━━━ Materials provided ━━━

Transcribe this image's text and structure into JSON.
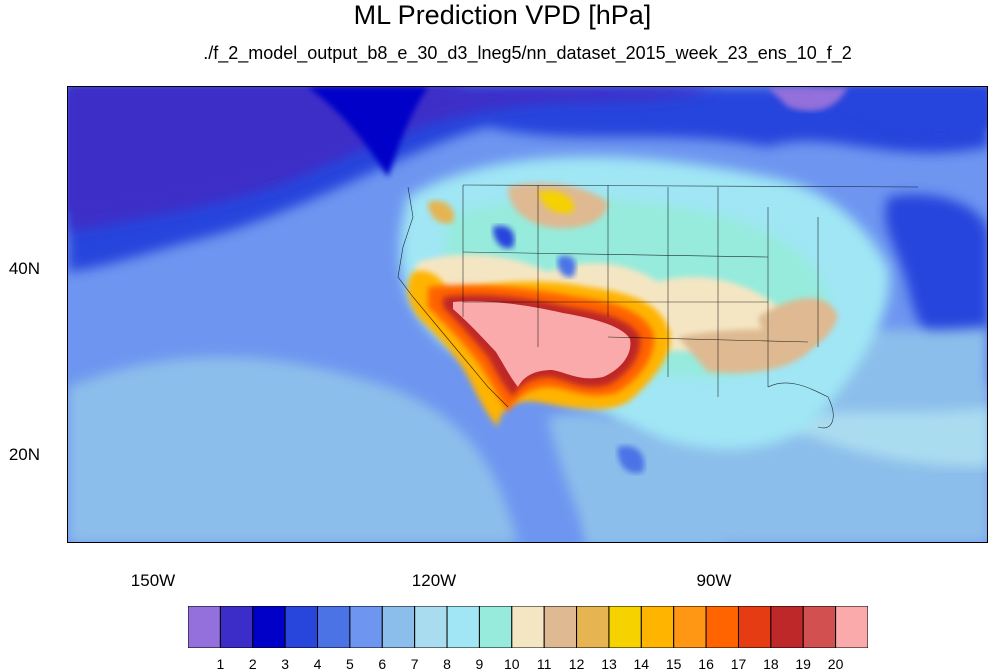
{
  "title": "ML Prediction VPD [hPa]",
  "subtitle": "./f_2_model_output_b8_e_30_d3_lneg5/nn_dataset_2015_week_23_ens_10_f_2",
  "lat_labels": [
    "40N",
    "20N"
  ],
  "lon_labels": [
    "150W",
    "120W",
    "90W"
  ],
  "colorbar": {
    "labels": [
      "1",
      "2",
      "3",
      "4",
      "5",
      "6",
      "7",
      "8",
      "9",
      "10",
      "11",
      "12",
      "13",
      "14",
      "15",
      "16",
      "17",
      "18",
      "19",
      "20"
    ],
    "colors": [
      "#9370db",
      "#3c2dc8",
      "#0000c8",
      "#2845dc",
      "#4b73e6",
      "#6e96f0",
      "#8cbeeb",
      "#aadcf0",
      "#a0e6f5",
      "#96ebdc",
      "#f5e6c3",
      "#deb991",
      "#e6b450",
      "#f5d200",
      "#ffb400",
      "#ff9614",
      "#ff6400",
      "#e63c14",
      "#be2828",
      "#d25050",
      "#faaaaa"
    ]
  }
}
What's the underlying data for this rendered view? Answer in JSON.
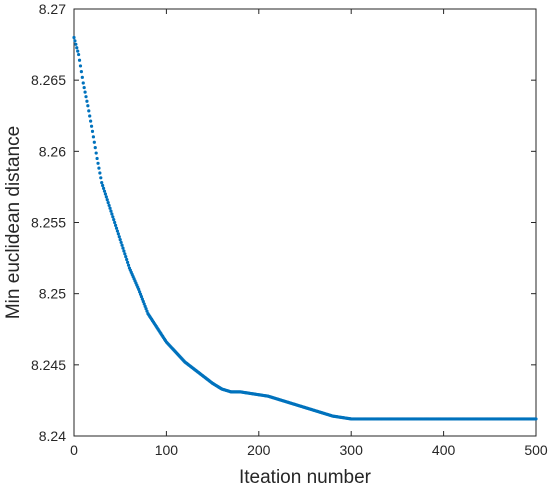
{
  "chart_data": {
    "type": "scatter",
    "xlabel": "Iteation number",
    "ylabel": "Min euclidean distance",
    "xlim": [
      0,
      500
    ],
    "ylim": [
      8.24,
      8.27
    ],
    "xticks": [
      0,
      100,
      200,
      300,
      400,
      500
    ],
    "xtick_labels": [
      "0",
      "100",
      "200",
      "300",
      "400",
      "500"
    ],
    "yticks": [
      8.24,
      8.245,
      8.25,
      8.255,
      8.26,
      8.265,
      8.27
    ],
    "ytick_labels": [
      "8.24",
      "8.245",
      "8.25",
      "8.255",
      "8.26",
      "8.265",
      "8.27"
    ],
    "grid": false,
    "marker_color": "#0072BD",
    "series": [
      {
        "x": [
          0,
          5,
          10,
          15,
          20,
          25,
          30,
          40,
          50,
          60,
          70,
          80,
          90,
          100,
          110,
          120,
          130,
          140,
          150,
          160,
          170,
          180,
          190,
          200,
          210,
          220,
          230,
          240,
          250,
          260,
          270,
          280,
          290,
          300,
          320,
          350,
          400,
          450,
          500
        ],
        "y": [
          8.268,
          8.2668,
          8.2648,
          8.2632,
          8.2614,
          8.2595,
          8.2578,
          8.2558,
          8.2538,
          8.2518,
          8.2503,
          8.2486,
          8.2476,
          8.2466,
          8.2459,
          8.2452,
          8.2447,
          8.2442,
          8.2437,
          8.2433,
          8.2431,
          8.2431,
          8.243,
          8.2429,
          8.2428,
          8.2426,
          8.2424,
          8.2422,
          8.242,
          8.2418,
          8.2416,
          8.2414,
          8.2413,
          8.2412,
          8.2412,
          8.2412,
          8.2412,
          8.2412,
          8.2412
        ]
      }
    ]
  }
}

━━━

▸ **Do this**: Take the entries shown above and quote them verbatim, passing over the pictures.

▸ **Output below**:
Transcribe this image's text and structure into JSON.
{
  "title": "ML Prediction VPD [hPa]",
  "subtitle": "./f_2_model_output_b8_e_30_d3_lneg5/nn_dataset_2015_week_23_ens_10_f_2",
  "lat_labels": [
    "40N",
    "20N"
  ],
  "lon_labels": [
    "150W",
    "120W",
    "90W"
  ],
  "colorbar": {
    "labels": [
      "1",
      "2",
      "3",
      "4",
      "5",
      "6",
      "7",
      "8",
      "9",
      "10",
      "11",
      "12",
      "13",
      "14",
      "15",
      "16",
      "17",
      "18",
      "19",
      "20"
    ],
    "colors": [
      "#9370db",
      "#3c2dc8",
      "#0000c8",
      "#2845dc",
      "#4b73e6",
      "#6e96f0",
      "#8cbeeb",
      "#aadcf0",
      "#a0e6f5",
      "#96ebdc",
      "#f5e6c3",
      "#deb991",
      "#e6b450",
      "#f5d200",
      "#ffb400",
      "#ff9614",
      "#ff6400",
      "#e63c14",
      "#be2828",
      "#d25050",
      "#faaaaa"
    ]
  }
}
What's the underlying data for this rendered view? Answer in JSON.
{
  "chart_data": {
    "type": "scatter",
    "xlabel": "Iteation number",
    "ylabel": "Min euclidean distance",
    "xlim": [
      0,
      500
    ],
    "ylim": [
      8.24,
      8.27
    ],
    "xticks": [
      0,
      100,
      200,
      300,
      400,
      500
    ],
    "xtick_labels": [
      "0",
      "100",
      "200",
      "300",
      "400",
      "500"
    ],
    "yticks": [
      8.24,
      8.245,
      8.25,
      8.255,
      8.26,
      8.265,
      8.27
    ],
    "ytick_labels": [
      "8.24",
      "8.245",
      "8.25",
      "8.255",
      "8.26",
      "8.265",
      "8.27"
    ],
    "grid": false,
    "marker_color": "#0072BD",
    "series": [
      {
        "x": [
          0,
          5,
          10,
          15,
          20,
          25,
          30,
          40,
          50,
          60,
          70,
          80,
          90,
          100,
          110,
          120,
          130,
          140,
          150,
          160,
          170,
          180,
          190,
          200,
          210,
          220,
          230,
          240,
          250,
          260,
          270,
          280,
          290,
          300,
          320,
          350,
          400,
          450,
          500
        ],
        "y": [
          8.268,
          8.2668,
          8.2648,
          8.2632,
          8.2614,
          8.2595,
          8.2578,
          8.2558,
          8.2538,
          8.2518,
          8.2503,
          8.2486,
          8.2476,
          8.2466,
          8.2459,
          8.2452,
          8.2447,
          8.2442,
          8.2437,
          8.2433,
          8.2431,
          8.2431,
          8.243,
          8.2429,
          8.2428,
          8.2426,
          8.2424,
          8.2422,
          8.242,
          8.2418,
          8.2416,
          8.2414,
          8.2413,
          8.2412,
          8.2412,
          8.2412,
          8.2412,
          8.2412,
          8.2412
        ]
      }
    ]
  }
}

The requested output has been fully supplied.